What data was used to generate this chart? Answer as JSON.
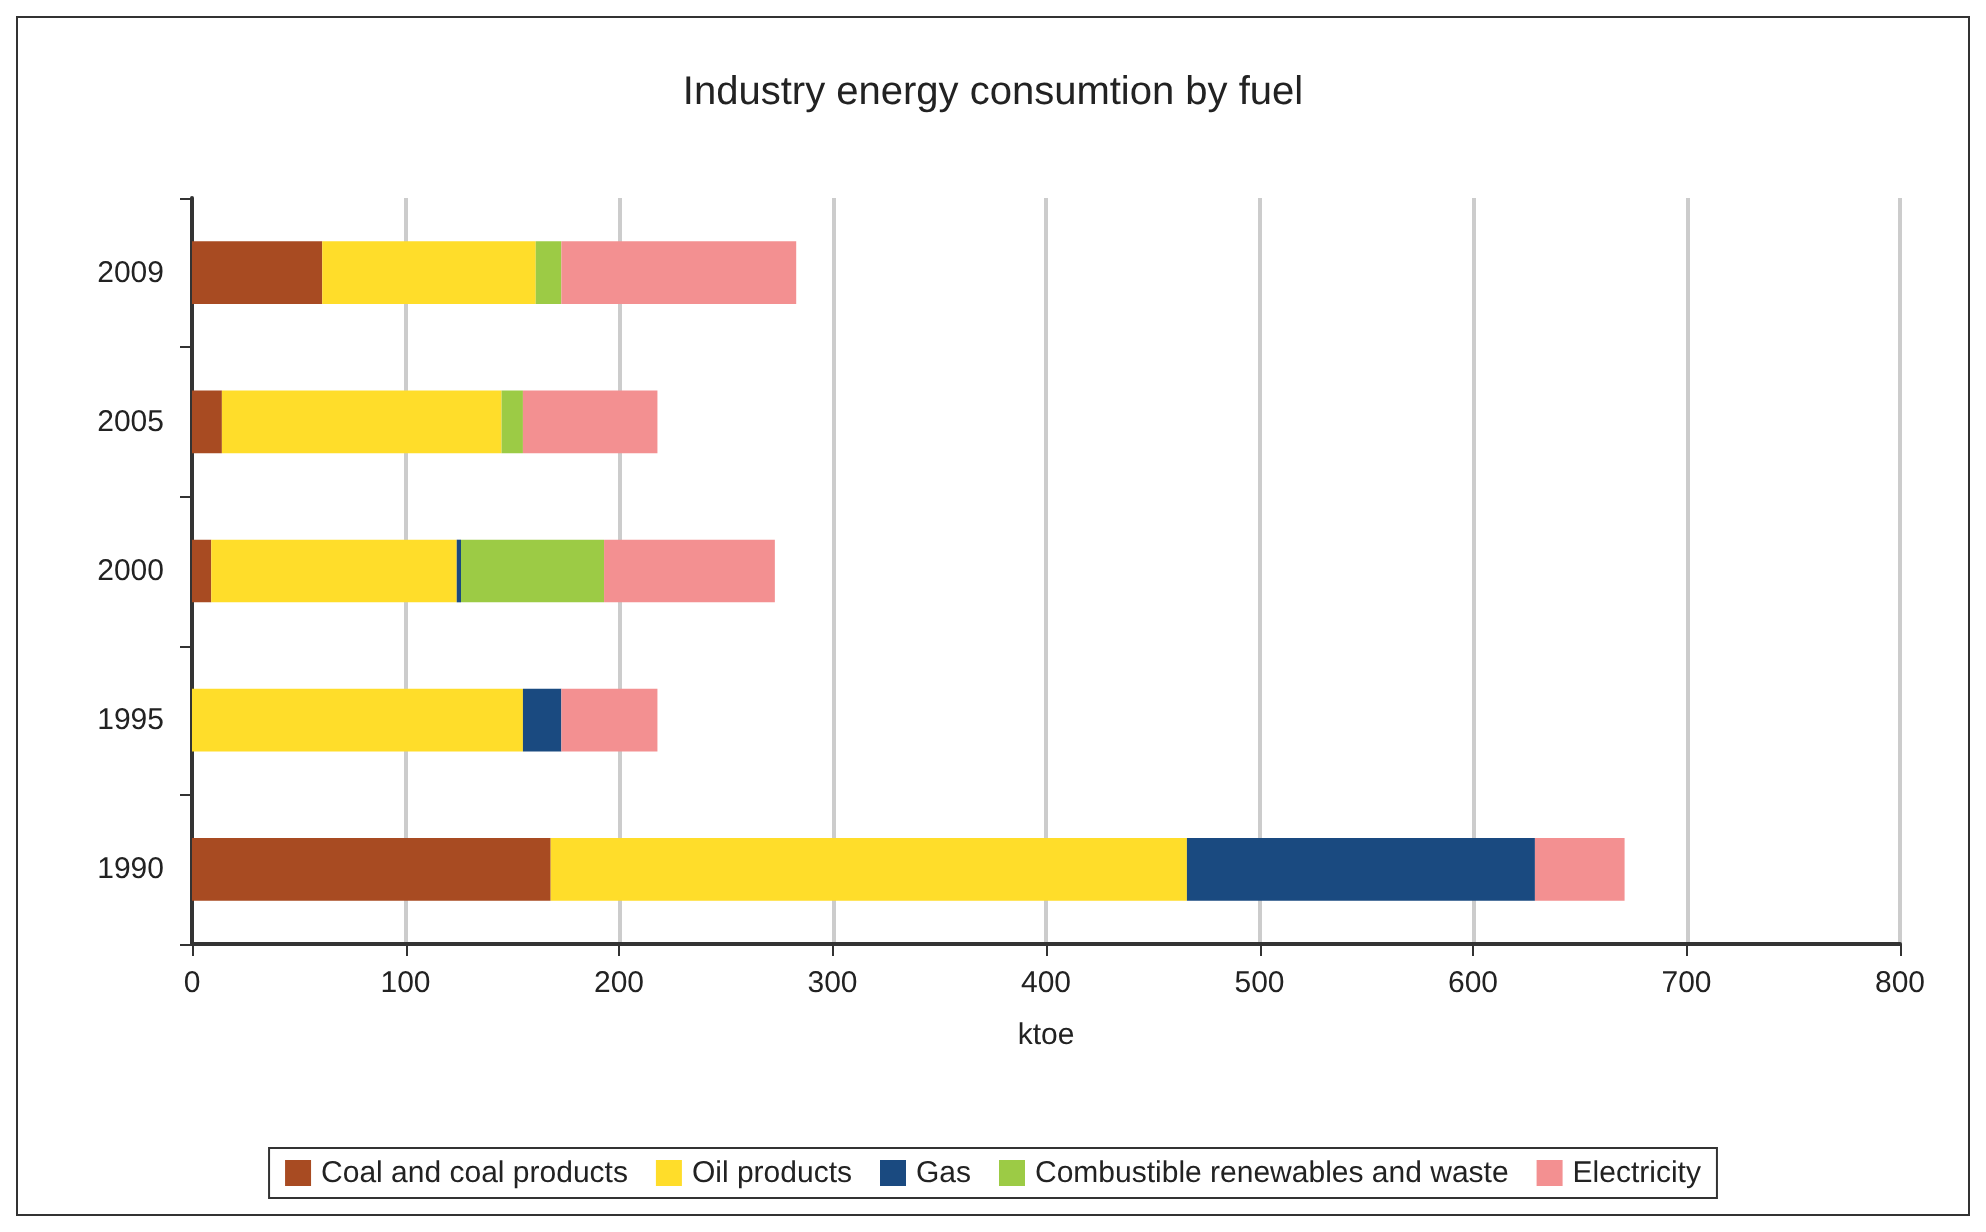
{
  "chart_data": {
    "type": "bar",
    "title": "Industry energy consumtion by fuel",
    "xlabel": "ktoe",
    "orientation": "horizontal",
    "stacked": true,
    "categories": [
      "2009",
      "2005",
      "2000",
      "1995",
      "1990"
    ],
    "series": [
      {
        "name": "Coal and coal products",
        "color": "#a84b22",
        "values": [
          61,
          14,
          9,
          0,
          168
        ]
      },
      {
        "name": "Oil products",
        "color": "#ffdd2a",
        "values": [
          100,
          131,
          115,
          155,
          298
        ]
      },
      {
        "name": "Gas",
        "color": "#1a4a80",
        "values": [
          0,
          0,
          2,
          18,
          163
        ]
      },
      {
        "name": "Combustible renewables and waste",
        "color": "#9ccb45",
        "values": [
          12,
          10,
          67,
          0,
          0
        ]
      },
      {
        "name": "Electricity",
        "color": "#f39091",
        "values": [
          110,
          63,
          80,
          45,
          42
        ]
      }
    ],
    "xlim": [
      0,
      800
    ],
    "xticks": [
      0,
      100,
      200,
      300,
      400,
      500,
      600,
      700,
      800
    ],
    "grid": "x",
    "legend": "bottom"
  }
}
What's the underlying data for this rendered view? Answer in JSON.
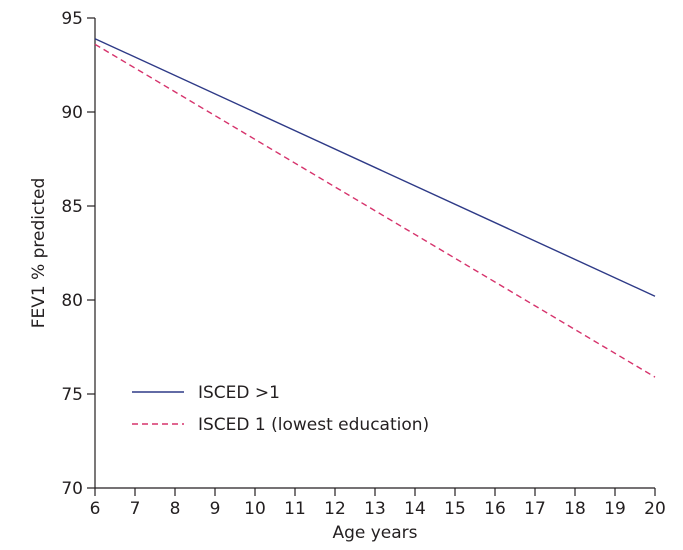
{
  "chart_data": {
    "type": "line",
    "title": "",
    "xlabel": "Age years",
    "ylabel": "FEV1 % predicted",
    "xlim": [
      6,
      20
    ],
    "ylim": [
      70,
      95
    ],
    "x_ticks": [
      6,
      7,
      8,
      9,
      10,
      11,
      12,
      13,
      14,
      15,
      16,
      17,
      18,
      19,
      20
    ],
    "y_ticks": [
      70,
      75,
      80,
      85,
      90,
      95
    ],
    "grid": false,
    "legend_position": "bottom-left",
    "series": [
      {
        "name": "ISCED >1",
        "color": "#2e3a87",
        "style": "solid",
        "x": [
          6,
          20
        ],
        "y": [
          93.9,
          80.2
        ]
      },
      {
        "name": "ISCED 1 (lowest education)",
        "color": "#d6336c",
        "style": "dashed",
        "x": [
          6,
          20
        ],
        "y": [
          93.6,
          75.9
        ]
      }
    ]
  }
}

→ REQUIRED TASK
Say, as a bare number, how many lines in the entries above include the string "What".

→ FULL OUTPUT
2